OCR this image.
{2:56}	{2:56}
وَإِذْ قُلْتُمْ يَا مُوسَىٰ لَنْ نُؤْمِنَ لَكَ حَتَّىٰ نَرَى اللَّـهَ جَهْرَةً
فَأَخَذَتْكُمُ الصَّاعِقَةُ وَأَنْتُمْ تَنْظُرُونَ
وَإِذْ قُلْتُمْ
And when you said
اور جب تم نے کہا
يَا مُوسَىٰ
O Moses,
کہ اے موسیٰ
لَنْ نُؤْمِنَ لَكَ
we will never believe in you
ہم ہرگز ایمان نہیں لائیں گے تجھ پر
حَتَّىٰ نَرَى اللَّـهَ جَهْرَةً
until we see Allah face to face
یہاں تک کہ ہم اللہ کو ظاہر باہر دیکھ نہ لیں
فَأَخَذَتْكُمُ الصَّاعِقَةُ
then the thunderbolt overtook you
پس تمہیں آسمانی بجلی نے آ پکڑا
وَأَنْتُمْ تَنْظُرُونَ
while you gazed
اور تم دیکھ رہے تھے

···

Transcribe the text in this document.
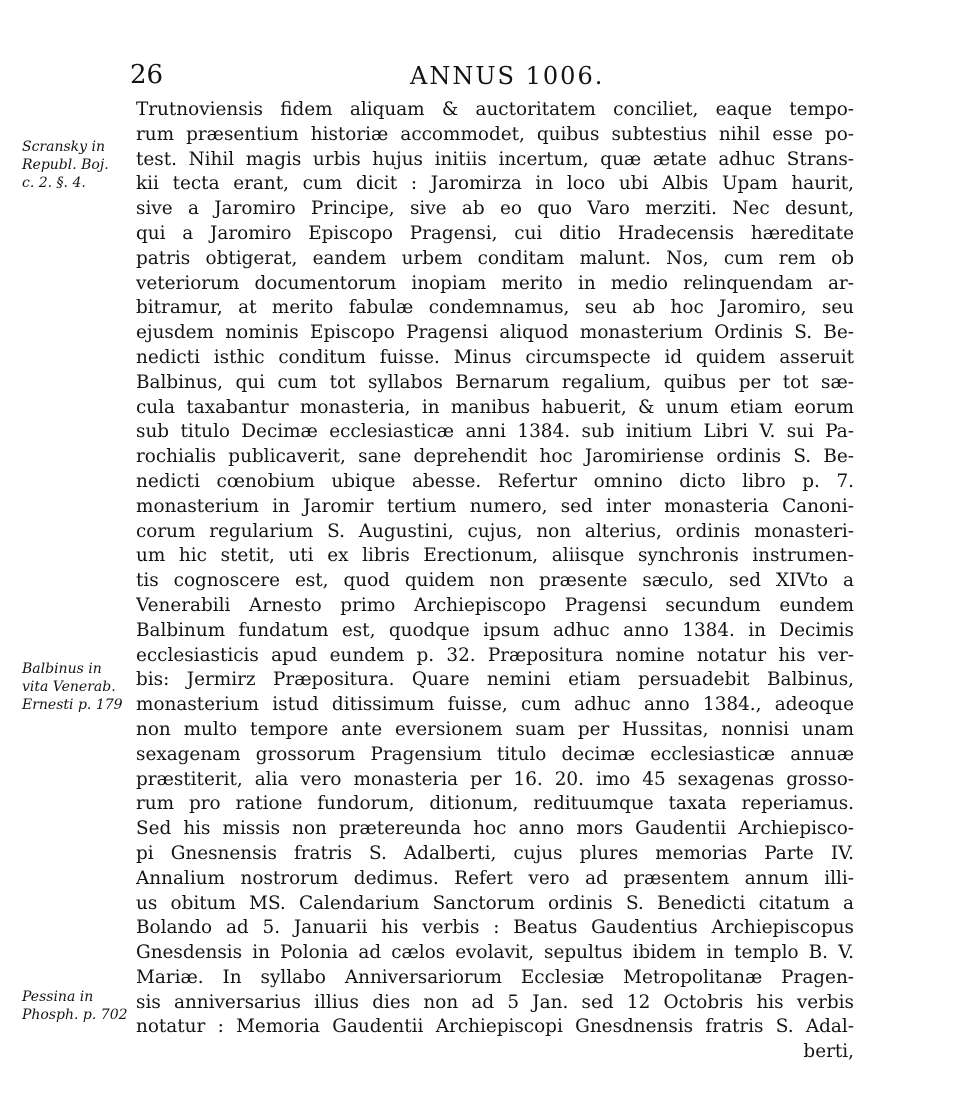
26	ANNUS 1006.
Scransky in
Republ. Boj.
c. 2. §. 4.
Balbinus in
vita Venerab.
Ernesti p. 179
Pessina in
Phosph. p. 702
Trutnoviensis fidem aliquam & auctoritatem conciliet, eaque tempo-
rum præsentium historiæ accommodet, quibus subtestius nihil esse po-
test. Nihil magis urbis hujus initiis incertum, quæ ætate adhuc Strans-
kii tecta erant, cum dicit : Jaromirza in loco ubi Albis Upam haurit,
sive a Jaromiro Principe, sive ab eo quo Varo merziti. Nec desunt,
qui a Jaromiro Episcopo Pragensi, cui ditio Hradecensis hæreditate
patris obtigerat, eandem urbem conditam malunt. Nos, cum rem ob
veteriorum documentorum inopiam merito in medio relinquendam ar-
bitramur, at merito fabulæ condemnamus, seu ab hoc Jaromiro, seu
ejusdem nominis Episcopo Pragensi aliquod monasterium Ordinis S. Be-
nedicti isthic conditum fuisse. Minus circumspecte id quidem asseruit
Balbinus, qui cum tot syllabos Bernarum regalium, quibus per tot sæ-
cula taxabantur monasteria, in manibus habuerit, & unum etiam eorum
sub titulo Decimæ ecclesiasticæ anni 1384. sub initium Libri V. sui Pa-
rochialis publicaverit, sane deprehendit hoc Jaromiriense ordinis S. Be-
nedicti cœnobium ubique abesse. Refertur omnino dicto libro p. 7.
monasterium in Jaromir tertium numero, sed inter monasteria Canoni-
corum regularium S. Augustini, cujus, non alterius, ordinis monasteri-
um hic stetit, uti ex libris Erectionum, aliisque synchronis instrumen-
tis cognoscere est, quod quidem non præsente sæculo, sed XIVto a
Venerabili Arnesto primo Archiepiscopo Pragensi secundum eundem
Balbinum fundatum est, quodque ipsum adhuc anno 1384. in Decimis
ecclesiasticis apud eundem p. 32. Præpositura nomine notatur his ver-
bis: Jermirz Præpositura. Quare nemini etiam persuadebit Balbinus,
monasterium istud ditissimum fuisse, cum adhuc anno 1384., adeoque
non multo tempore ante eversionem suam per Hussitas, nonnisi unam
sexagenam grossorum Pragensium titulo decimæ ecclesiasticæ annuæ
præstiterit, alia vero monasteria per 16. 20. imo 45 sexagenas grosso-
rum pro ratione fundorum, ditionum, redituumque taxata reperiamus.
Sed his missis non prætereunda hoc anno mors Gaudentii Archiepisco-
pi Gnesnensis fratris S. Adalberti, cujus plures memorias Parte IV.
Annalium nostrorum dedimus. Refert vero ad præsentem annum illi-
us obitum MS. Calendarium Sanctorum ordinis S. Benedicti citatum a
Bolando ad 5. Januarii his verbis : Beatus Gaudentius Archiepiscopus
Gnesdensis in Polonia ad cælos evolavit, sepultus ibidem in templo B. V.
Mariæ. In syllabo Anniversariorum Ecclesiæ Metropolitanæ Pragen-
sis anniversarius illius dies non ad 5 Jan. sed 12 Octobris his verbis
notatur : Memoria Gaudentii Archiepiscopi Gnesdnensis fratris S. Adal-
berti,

···

# [Given exercise]
Go through the listing above and return every line where the word "verbis" occurs.

# [Solution to the exercise]
Bolando ad 5. Januarii his verbis : Beatus Gaudentius Archiepiscopus
sis anniversarius illius dies non ad 5 Jan. sed 12 Octobris his verbis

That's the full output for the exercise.